== Exercise description ==
Repeat what the lines below say, word for word, and skip every image.

[Saved entries]
------------------------------------------------------------

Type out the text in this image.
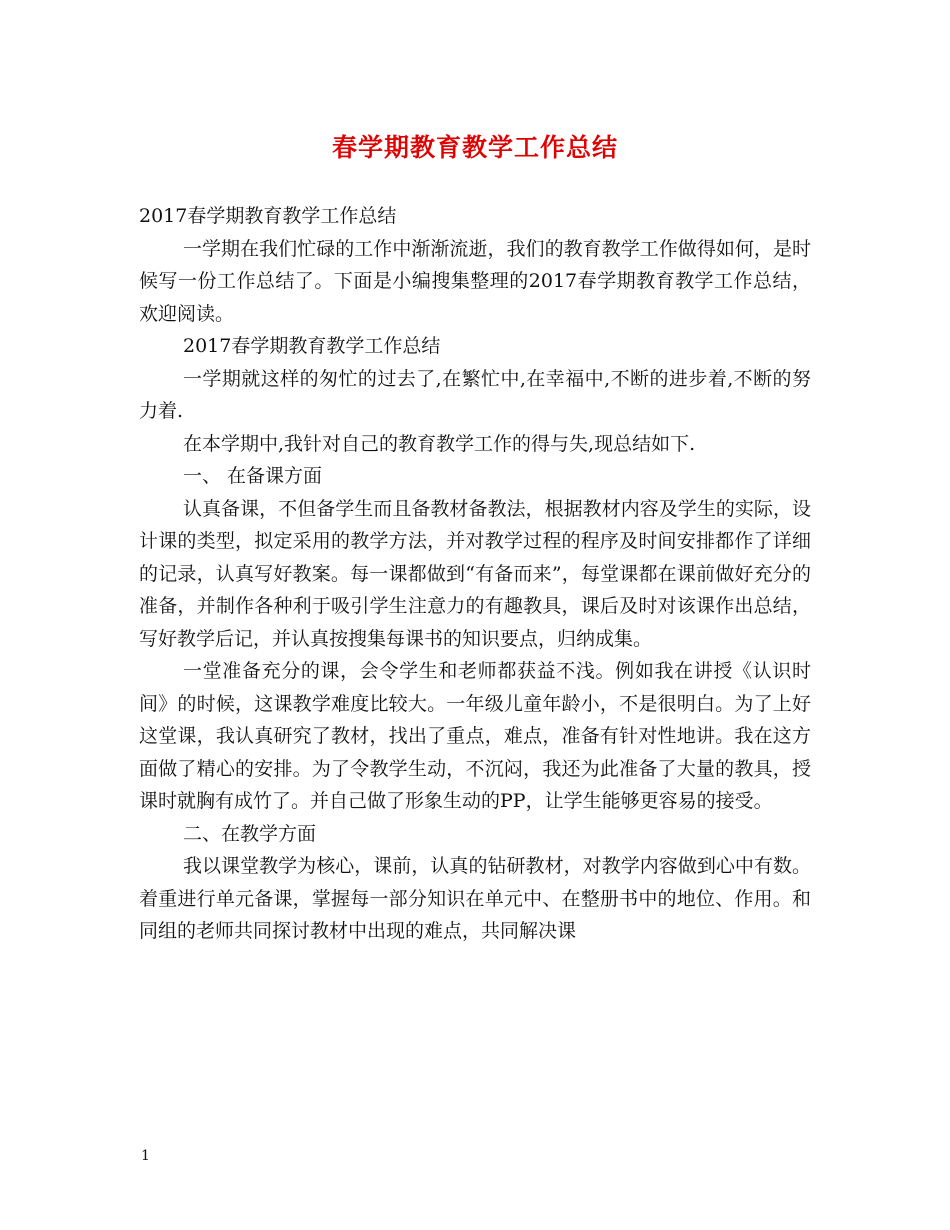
春学期教育教学工作总结

2017春学期教育教学工作总结

一学期在我们忙碌的工作中渐渐流逝，我们的教育教学工作做得如何，是时候写一份工作总结了。下面是小编搜集整理的2017春学期教育教学工作总结，欢迎阅读。

2017春学期教育教学工作总结

一学期就这样的匆忙的过去了,在繁忙中,在幸福中,不断的进步着,不断的努力着.

在本学期中,我针对自己的教育教学工作的得与失,现总结如下.

一、 在备课方面

认真备课，不但备学生而且备教材备教法，根据教材内容及学生的实际，设计课的类型，拟定采用的教学方法，并对教学过程的程序及时间安排都作了详细的记录，认真写好教案。每一课都做到“有备而来”，每堂课都在课前做好充分的准备，并制作各种利于吸引学生注意力的有趣教具，课后及时对该课作出总结，写好教学后记，并认真按搜集每课书的知识要点，归纳成集。

一堂准备充分的课，会令学生和老师都获益不浅。例如我在讲授《认识时间》的时候，这课教学难度比较大。一年级儿童年龄小，不是很明白。为了上好这堂课，我认真研究了教材，找出了重点，难点，准备有针对性地讲。我在这方面做了精心的安排。为了令教学生动，不沉闷，我还为此准备了大量的教具，授课时就胸有成竹了。并自己做了形象生动的PP，让学生能够更容易的接受。

二、在教学方面

我以课堂教学为核心，课前，认真的钻研教材，对教学内容做到心中有数。着重进行单元备课，掌握每一部分知识在单元中、在整册书中的地位、作用。和同组的老师共同探讨教材中出现的难点，共同解决课

1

------------------------------------------------------------

== Answer to this exercise ==
Type out the text in this image.
春学期教育教学工作总结

2017春学期教育教学工作总结

一学期在我们忙碌的工作中渐渐流逝，我们的教育教学工作做得如何，是时候写一份工作总结了。下面是小编搜集整理的2017春学期教育教学工作总结，欢迎阅读。

2017春学期教育教学工作总结

一学期就这样的匆忙的过去了,在繁忙中,在幸福中,不断的进步着,不断的努力着.

在本学期中,我针对自己的教育教学工作的得与失,现总结如下.

一、 在备课方面

认真备课，不但备学生而且备教材备教法，根据教材内容及学生的实际，设计课的类型，拟定采用的教学方法，并对教学过程的程序及时间安排都作了详细的记录，认真写好教案。每一课都做到“有备而来”，每堂课都在课前做好充分的准备，并制作各种利于吸引学生注意力的有趣教具，课后及时对该课作出总结，写好教学后记，并认真按搜集每课书的知识要点，归纳成集。

一堂准备充分的课，会令学生和老师都获益不浅。例如我在讲授《认识时间》的时候，这课教学难度比较大。一年级儿童年龄小，不是很明白。为了上好这堂课，我认真研究了教材，找出了重点，难点，准备有针对性地讲。我在这方面做了精心的安排。为了令教学生动，不沉闷，我还为此准备了大量的教具，授课时就胸有成竹了。并自己做了形象生动的PP，让学生能够更容易的接受。

二、在教学方面

我以课堂教学为核心，课前，认真的钻研教材，对教学内容做到心中有数。着重进行单元备课，掌握每一部分知识在单元中、在整册书中的地位、作用。和同组的老师共同探讨教材中出现的难点，共同解决课

1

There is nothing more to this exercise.